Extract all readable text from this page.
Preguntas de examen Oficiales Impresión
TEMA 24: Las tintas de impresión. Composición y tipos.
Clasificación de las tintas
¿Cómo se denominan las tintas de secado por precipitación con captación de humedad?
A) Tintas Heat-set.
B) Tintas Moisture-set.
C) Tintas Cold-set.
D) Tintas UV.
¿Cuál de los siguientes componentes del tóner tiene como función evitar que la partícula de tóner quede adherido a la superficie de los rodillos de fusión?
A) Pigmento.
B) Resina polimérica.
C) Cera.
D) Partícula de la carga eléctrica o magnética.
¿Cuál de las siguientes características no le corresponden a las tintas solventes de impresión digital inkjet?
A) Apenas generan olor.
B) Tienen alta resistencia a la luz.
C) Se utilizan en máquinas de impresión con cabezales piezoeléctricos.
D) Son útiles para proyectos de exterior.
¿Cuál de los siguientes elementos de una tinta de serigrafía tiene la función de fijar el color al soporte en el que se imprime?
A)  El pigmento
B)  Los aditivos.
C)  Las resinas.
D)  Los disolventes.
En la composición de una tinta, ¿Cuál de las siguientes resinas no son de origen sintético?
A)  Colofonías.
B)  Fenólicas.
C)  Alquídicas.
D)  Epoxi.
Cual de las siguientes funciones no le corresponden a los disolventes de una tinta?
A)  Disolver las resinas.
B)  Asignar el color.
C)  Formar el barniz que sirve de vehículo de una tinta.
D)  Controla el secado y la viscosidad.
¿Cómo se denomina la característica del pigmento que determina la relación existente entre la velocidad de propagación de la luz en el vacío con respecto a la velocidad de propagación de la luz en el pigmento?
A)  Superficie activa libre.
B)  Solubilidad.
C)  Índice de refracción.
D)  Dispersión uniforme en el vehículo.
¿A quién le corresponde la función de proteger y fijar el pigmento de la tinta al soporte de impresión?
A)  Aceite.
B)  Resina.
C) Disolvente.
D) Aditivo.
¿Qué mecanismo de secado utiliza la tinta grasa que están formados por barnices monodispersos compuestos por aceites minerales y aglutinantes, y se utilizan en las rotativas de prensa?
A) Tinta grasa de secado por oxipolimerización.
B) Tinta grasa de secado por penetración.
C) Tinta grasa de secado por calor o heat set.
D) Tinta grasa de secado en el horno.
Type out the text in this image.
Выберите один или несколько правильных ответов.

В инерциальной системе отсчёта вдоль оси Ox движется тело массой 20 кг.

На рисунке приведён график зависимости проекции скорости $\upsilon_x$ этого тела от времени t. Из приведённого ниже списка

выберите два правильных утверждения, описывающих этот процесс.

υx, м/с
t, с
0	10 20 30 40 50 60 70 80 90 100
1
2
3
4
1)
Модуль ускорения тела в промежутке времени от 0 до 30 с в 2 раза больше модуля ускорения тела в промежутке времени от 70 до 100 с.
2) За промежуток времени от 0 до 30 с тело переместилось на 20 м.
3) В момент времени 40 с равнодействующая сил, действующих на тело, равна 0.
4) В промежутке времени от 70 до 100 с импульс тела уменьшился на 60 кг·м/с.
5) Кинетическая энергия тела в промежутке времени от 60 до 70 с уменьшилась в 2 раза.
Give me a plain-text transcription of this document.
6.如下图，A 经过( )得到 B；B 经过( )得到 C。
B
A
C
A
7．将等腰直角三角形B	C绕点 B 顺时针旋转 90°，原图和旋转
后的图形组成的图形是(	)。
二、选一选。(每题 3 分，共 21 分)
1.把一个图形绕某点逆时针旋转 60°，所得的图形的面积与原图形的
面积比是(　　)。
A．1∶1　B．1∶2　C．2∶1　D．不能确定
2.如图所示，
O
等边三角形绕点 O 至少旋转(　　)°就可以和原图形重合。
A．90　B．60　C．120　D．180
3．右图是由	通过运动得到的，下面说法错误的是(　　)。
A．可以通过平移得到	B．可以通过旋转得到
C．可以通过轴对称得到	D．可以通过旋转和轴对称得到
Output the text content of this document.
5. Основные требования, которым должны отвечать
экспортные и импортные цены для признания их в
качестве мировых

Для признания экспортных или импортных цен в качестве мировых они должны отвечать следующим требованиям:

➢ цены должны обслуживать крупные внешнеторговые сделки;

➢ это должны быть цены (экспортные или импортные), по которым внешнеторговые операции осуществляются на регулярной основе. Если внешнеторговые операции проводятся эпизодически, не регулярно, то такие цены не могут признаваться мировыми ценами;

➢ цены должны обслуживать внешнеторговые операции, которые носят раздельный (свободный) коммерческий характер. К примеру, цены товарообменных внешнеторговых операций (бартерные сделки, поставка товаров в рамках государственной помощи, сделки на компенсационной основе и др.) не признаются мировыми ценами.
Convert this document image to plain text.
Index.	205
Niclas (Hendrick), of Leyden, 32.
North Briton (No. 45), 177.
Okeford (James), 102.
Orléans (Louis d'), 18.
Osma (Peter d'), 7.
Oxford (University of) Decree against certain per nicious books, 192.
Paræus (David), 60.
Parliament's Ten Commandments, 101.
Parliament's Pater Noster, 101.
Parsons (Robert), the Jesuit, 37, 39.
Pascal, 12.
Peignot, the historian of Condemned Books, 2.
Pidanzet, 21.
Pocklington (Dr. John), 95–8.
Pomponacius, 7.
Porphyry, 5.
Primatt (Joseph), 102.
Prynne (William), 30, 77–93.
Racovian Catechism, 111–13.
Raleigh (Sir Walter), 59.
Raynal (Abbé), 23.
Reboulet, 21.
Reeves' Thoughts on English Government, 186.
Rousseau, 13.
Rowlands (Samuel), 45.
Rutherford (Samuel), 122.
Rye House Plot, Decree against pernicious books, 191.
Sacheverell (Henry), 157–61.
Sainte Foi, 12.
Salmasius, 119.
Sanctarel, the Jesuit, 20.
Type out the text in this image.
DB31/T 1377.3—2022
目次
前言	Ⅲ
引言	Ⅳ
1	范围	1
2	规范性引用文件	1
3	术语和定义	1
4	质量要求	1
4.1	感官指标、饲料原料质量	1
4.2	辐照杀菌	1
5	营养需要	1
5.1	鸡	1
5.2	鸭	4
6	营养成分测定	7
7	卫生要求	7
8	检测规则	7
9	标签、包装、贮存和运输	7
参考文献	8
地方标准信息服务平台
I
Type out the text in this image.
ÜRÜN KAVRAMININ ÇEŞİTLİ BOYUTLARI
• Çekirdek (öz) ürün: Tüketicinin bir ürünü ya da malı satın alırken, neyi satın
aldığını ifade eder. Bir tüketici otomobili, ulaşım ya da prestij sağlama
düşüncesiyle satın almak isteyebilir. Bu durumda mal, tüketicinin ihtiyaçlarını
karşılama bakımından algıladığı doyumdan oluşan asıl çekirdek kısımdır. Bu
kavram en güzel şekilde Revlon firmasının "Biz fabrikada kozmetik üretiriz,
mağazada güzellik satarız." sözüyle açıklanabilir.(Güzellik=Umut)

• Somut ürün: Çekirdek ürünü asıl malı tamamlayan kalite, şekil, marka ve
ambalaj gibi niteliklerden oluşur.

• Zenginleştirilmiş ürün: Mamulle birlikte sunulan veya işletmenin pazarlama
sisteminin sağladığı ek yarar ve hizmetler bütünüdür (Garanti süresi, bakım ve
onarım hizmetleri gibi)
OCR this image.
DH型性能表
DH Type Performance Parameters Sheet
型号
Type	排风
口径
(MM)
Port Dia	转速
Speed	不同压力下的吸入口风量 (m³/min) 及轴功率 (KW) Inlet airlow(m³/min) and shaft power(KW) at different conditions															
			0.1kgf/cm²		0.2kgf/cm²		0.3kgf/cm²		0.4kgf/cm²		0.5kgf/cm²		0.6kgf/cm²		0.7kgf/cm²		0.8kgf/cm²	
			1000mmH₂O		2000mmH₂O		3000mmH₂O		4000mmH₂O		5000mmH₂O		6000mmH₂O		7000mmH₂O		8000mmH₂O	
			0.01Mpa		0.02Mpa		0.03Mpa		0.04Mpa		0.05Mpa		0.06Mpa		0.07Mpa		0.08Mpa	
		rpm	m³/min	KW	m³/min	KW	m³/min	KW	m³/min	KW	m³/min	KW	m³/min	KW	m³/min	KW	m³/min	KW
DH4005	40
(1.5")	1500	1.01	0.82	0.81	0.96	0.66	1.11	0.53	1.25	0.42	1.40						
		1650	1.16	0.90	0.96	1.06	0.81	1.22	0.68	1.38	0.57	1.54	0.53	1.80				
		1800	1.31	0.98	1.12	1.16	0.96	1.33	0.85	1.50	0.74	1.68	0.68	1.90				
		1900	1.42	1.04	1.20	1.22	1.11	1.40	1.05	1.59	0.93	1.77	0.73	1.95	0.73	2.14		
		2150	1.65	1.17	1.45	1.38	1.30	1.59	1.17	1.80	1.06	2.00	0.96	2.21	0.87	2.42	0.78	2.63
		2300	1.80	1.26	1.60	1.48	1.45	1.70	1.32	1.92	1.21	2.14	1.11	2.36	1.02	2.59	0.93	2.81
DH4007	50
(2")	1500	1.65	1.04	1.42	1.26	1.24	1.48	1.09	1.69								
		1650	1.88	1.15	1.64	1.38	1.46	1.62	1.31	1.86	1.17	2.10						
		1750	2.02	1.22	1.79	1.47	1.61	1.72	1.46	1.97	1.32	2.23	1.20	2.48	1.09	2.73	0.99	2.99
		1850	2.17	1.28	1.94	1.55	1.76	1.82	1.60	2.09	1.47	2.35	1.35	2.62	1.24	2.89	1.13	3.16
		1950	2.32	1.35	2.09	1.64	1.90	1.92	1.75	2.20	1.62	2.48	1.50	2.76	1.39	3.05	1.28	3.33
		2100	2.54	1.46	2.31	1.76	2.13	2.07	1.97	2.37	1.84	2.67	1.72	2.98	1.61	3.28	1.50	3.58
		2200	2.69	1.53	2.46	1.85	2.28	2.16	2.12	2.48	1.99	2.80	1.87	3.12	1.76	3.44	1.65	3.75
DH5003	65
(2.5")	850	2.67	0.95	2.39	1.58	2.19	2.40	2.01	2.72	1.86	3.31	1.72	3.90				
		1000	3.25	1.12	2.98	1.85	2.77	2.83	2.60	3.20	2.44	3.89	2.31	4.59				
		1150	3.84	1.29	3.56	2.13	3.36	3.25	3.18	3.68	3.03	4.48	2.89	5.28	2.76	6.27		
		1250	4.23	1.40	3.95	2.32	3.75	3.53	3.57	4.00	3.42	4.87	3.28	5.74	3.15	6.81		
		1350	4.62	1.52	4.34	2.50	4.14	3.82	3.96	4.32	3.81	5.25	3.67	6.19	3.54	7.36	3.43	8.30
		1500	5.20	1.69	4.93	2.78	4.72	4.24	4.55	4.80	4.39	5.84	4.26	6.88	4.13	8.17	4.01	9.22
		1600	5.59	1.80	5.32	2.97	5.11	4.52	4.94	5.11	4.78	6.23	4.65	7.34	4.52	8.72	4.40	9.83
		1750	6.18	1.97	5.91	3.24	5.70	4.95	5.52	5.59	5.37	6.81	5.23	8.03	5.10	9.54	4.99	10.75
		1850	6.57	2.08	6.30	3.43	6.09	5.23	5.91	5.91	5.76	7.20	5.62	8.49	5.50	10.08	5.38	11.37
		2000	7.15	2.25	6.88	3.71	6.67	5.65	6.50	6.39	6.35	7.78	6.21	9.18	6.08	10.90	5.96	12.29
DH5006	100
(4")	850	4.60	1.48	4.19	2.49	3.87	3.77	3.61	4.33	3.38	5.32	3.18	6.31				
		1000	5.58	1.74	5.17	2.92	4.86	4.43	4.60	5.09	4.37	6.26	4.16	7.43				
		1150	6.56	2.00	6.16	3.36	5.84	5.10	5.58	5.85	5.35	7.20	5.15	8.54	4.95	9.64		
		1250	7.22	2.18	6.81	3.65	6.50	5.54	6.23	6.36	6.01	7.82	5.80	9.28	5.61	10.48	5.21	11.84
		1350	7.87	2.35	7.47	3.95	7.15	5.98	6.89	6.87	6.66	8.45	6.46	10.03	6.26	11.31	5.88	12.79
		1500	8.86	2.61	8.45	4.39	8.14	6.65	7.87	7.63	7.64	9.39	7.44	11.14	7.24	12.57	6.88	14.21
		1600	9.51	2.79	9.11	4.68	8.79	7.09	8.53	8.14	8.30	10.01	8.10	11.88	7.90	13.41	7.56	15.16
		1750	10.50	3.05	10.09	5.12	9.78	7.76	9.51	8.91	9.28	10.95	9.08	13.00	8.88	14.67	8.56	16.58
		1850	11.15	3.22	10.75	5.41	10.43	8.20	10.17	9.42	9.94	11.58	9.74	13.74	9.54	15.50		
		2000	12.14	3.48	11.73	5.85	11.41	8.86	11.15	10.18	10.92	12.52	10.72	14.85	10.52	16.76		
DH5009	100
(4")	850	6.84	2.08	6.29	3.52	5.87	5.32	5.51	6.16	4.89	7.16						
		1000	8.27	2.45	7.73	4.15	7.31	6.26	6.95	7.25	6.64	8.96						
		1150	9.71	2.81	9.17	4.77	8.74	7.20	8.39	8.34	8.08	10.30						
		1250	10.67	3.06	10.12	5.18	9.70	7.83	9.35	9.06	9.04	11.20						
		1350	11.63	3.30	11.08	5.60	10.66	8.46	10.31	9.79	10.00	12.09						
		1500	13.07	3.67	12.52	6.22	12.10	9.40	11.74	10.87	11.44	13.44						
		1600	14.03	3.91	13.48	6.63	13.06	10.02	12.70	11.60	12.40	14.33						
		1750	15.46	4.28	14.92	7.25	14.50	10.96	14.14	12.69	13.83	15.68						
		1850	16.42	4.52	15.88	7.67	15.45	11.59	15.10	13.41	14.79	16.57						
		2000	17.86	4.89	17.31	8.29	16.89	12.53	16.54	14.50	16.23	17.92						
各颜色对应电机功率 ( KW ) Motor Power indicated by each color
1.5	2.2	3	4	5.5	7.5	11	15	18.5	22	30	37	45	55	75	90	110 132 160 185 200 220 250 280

________________

• _The task_
Track down every line holding the string "color" and copy it.

• _Solution below_
¿Cuál de los siguientes elementos de una tinta de serigrafía tiene la función de fijar el color al soporte en el que se imprime?
B)  Asignar el color.
各颜色对应电机功率 ( KW ) Motor Power indicated by each color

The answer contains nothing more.